▶ _SHORT TASK_:
Lay out every line of the entries below as a JSON list of strings, one string per line, leaving out blank lines.

▶ _DATASET RECORDS_:
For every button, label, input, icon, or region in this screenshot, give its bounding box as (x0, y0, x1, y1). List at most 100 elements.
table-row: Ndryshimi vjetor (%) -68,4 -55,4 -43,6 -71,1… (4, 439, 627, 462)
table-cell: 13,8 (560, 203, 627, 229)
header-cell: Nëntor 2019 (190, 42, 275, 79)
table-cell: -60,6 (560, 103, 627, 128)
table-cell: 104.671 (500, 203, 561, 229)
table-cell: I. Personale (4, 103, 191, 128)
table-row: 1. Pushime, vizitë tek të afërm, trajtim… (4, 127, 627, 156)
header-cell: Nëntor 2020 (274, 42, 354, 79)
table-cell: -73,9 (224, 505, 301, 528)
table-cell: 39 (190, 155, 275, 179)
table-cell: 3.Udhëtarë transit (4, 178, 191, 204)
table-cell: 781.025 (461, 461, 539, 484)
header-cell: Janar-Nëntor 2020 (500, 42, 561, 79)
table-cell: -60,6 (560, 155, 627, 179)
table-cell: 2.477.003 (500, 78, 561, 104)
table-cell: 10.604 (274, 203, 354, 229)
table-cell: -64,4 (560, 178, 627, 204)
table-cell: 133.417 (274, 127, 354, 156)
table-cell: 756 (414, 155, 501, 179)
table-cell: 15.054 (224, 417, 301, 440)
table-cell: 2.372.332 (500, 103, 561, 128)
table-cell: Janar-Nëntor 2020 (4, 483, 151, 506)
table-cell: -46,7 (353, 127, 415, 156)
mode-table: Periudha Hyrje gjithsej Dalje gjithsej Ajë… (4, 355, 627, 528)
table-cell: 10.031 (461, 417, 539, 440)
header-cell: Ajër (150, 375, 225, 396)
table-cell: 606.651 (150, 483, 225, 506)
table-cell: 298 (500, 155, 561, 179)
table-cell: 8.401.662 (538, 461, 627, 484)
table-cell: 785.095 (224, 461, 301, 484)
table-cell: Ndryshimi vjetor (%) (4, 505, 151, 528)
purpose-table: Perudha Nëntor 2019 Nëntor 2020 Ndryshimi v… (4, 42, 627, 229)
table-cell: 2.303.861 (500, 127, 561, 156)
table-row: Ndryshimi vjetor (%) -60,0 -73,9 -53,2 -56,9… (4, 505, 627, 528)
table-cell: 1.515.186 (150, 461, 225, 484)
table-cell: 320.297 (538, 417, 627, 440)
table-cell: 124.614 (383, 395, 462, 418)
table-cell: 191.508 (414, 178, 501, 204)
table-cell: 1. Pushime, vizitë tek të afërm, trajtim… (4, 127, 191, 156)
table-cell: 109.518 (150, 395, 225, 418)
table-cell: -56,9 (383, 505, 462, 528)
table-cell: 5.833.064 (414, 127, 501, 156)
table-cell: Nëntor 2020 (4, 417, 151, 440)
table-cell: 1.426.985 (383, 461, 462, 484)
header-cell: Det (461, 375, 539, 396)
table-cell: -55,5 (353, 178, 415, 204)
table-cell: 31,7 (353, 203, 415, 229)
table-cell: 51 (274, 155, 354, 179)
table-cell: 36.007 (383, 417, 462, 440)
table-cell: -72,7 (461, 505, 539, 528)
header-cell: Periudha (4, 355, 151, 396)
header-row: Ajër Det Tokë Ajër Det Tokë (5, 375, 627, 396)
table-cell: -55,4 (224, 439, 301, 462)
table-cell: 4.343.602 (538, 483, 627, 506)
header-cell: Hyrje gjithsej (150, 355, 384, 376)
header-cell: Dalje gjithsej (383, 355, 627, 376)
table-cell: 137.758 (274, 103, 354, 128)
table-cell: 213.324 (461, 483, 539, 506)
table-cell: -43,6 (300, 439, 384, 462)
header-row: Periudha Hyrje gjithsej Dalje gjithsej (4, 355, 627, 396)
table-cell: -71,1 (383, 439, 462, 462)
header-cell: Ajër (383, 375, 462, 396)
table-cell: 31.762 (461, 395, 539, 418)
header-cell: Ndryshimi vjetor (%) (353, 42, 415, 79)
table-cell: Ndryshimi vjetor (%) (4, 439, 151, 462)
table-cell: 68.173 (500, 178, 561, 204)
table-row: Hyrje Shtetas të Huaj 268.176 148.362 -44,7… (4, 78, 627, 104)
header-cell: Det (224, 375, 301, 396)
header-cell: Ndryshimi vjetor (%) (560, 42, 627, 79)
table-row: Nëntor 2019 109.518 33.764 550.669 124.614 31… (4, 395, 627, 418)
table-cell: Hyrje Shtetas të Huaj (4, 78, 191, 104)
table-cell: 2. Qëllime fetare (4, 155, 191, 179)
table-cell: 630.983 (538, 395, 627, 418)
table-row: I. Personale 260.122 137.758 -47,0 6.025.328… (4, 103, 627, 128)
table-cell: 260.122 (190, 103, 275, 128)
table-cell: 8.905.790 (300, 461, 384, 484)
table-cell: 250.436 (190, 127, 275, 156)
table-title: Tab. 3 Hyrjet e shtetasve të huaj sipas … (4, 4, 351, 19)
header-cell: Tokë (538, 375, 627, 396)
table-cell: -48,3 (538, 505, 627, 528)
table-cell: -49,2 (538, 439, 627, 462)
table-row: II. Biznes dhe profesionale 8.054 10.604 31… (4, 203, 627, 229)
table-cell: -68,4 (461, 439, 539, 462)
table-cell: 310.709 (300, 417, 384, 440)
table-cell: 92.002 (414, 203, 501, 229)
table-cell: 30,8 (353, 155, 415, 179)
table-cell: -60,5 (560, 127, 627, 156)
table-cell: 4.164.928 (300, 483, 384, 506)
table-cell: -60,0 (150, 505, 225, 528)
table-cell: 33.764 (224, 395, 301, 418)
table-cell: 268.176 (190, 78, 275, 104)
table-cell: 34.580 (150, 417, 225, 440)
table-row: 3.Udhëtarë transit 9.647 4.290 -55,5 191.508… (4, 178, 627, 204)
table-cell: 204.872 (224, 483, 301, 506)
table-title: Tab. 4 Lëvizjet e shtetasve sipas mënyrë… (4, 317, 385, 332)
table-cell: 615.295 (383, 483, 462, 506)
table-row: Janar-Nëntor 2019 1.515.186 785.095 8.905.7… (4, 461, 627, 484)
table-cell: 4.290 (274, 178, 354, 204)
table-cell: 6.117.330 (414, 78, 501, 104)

▶ _PROBLEM SOLUTION_:
[
  "For every button, label, input, icon, or region in this screenshot, give its bounding box as (x0, y0, x1, y1). List at most 100 elements.",
  "table-row: Ndryshimi vjetor (%) -68,4 -55,4 -43,6 -71,1… (4, 439, 627, 462)",
  "table-cell: 13,8 (560, 203, 627, 229)",
  "header-cell: Nëntor 2019 (190, 42, 275, 79)",
  "table-cell: -60,6 (560, 103, 627, 128)",
  "table-cell: 104.671 (500, 203, 561, 229)",
  "table-cell: I. Personale (4, 103, 191, 128)",
  "table-row: 1. Pushime, vizitë tek të afërm, trajtim… (4, 127, 627, 156)",
  "header-cell: Nëntor 2020 (274, 42, 354, 79)",
  "table-cell: -73,9 (224, 505, 301, 528)",
  "table-cell: 39 (190, 155, 275, 179)",
  "table-cell: 3.Udhëtarë transit (4, 178, 191, 204)",
  "table-cell: 781.025 (461, 461, 539, 484)",
  "header-cell: Janar-Nëntor 2020 (500, 42, 561, 79)",
  "table-cell: -60,6 (560, 155, 627, 179)",
  "table-cell: 2.477.003 (500, 78, 561, 104)",
  "table-cell: 10.604 (274, 203, 354, 229)",
  "table-cell: -64,4 (560, 178, 627, 204)",
  "table-cell: 133.417 (274, 127, 354, 156)",
  "table-cell: 756 (414, 155, 501, 179)",
  "table-cell: 15.054 (224, 417, 301, 440)",
  "table-cell: 2.372.332 (500, 103, 561, 128)",
  "table-cell: Janar-Nëntor 2020 (4, 483, 151, 506)",
  "table-cell: -46,7 (353, 127, 415, 156)",
  "mode-table: Periudha Hyrje gjithsej Dalje gjithsej Ajë… (4, 355, 627, 528)",
  "table-cell: 10.031 (461, 417, 539, 440)",
  "header-cell: Ajër (150, 375, 225, 396)",
  "table-cell: 606.651 (150, 483, 225, 506)",
  "table-cell: 298 (500, 155, 561, 179)",
  "table-cell: 8.401.662 (538, 461, 627, 484)",
  "table-cell: 785.095 (224, 461, 301, 484)",
  "table-cell: Ndryshimi vjetor (%) (4, 505, 151, 528)",
  "purpose-table: Perudha Nëntor 2019 Nëntor 2020 Ndryshimi v… (4, 42, 627, 229)",
  "table-cell: 2.303.861 (500, 127, 561, 156)",
  "table-row: Ndryshimi vjetor (%) -60,0 -73,9 -53,2 -56,9… (4, 505, 627, 528)",
  "table-cell: 1.515.186 (150, 461, 225, 484)",
  "table-cell: 320.297 (538, 417, 627, 440)",
  "table-cell: 124.614 (383, 395, 462, 418)",
  "table-cell: 191.508 (414, 178, 501, 204)",
  "table-cell: 1. Pushime, vizitë tek të afërm, trajtim… (4, 127, 191, 156)",
  "table-cell: 109.518 (150, 395, 225, 418)",
  "table-cell: -56,9 (383, 505, 462, 528)",
  "table-cell: 5.833.064 (414, 127, 501, 156)",
  "table-cell: Nëntor 2020 (4, 417, 151, 440)",
  "table-cell: 1.426.985 (383, 461, 462, 484)",
  "header-cell: Det (461, 375, 539, 396)",
  "table-cell: -55,5 (353, 178, 415, 204)",
  "table-cell: 31,7 (353, 203, 415, 229)",
  "table-cell: 51 (274, 155, 354, 179)",
  "table-cell: 36.007 (383, 417, 462, 440)",
  "table-cell: -72,7 (461, 505, 539, 528)",
  "header-cell: Periudha (4, 355, 151, 396)",
  "header-row: Ajër Det Tokë Ajër Det Tokë (5, 375, 627, 396)",
  "table-cell: -55,4 (224, 439, 301, 462)",
  "table-cell: 4.343.602 (538, 483, 627, 506)",
  "header-cell: Hyrje gjithsej (150, 355, 384, 376)",
  "header-cell: Dalje gjithsej (383, 355, 627, 376)",
  "table-cell: 137.758 (274, 103, 354, 128)",
  "table-cell: 213.324 (461, 483, 539, 506)",
  "table-cell: -43,6 (300, 439, 384, 462)",
  "header-row: Periudha Hyrje gjithsej Dalje gjithsej (4, 355, 627, 396)",
  "table-cell: -71,1 (383, 439, 462, 462)",
  "header-cell: Ajër (383, 375, 462, 396)",
  "table-cell: 31.762 (461, 395, 539, 418)",
  "header-cell: Ndryshimi vjetor (%) (353, 42, 415, 79)",
  "table-cell: Ndryshimi vjetor (%) (4, 439, 151, 462)",
  "table-cell: 68.173 (500, 178, 561, 204)",
  "table-row: Hyrje Shtetas të Huaj 268.176 148.362 -44,7… (4, 78, 627, 104)",
  "header-cell: Det (224, 375, 301, 396)",
  "header-cell: Ndryshimi vjetor (%) (560, 42, 627, 79)",
  "table-row: Nëntor 2019 109.518 33.764 550.669 124.614 31… (4, 395, 627, 418)",
  "table-cell: Hyrje Shtetas të Huaj (4, 78, 191, 104)",
  "table-cell: 2. Qëllime fetare (4, 155, 191, 179)",
  "table-cell: 630.983 (538, 395, 627, 418)",
  "table-row: I. Personale 260.122 137.758 -47,0 6.025.328… (4, 103, 627, 128)",
  "table-cell: 260.122 (190, 103, 275, 128)",
  "table-cell: 8.905.790 (300, 461, 384, 484)",
  "table-cell: 250.436 (190, 127, 275, 156)",
  "table-title: Tab. 3 Hyrjet e shtetasve të huaj sipas … (4, 4, 351, 19)",
  "header-cell: Tokë (538, 375, 627, 396)",
  "table-cell: -48,3 (538, 505, 627, 528)",
  "table-cell: -49,2 (538, 439, 627, 462)",
  "table-row: II. Biznes dhe profesionale 8.054 10.604 31… (4, 203, 627, 229)",
  "table-cell: -68,4 (461, 439, 539, 462)",
  "table-cell: 310.709 (300, 417, 384, 440)",
  "table-cell: 92.002 (414, 203, 501, 229)",
  "table-cell: 30,8 (353, 155, 415, 179)",
  "table-cell: -60,5 (560, 127, 627, 156)",
  "table-cell: 4.164.928 (300, 483, 384, 506)",
  "table-cell: -60,0 (150, 505, 225, 528)",
  "table-cell: 33.764 (224, 395, 301, 418)",
  "table-cell: 268.176 (190, 78, 275, 104)",
  "table-cell: 34.580 (150, 417, 225, 440)",
  "table-row: 3.Udhëtarë transit 9.647 4.290 -55,5 191.508… (4, 178, 627, 204)",
  "table-cell: 204.872 (224, 483, 301, 506)",
  "table-title: Tab. 4 Lëvizjet e shtetasve sipas mënyrë… (4, 317, 385, 332)",
  "table-cell: 615.295 (383, 483, 462, 506)",
  "table-row: Janar-Nëntor 2019 1.515.186 785.095 8.905.7… (4, 461, 627, 484)",
  "table-cell: 4.290 (274, 178, 354, 204)",
  "table-cell: 6.117.330 (414, 78, 501, 104)"
]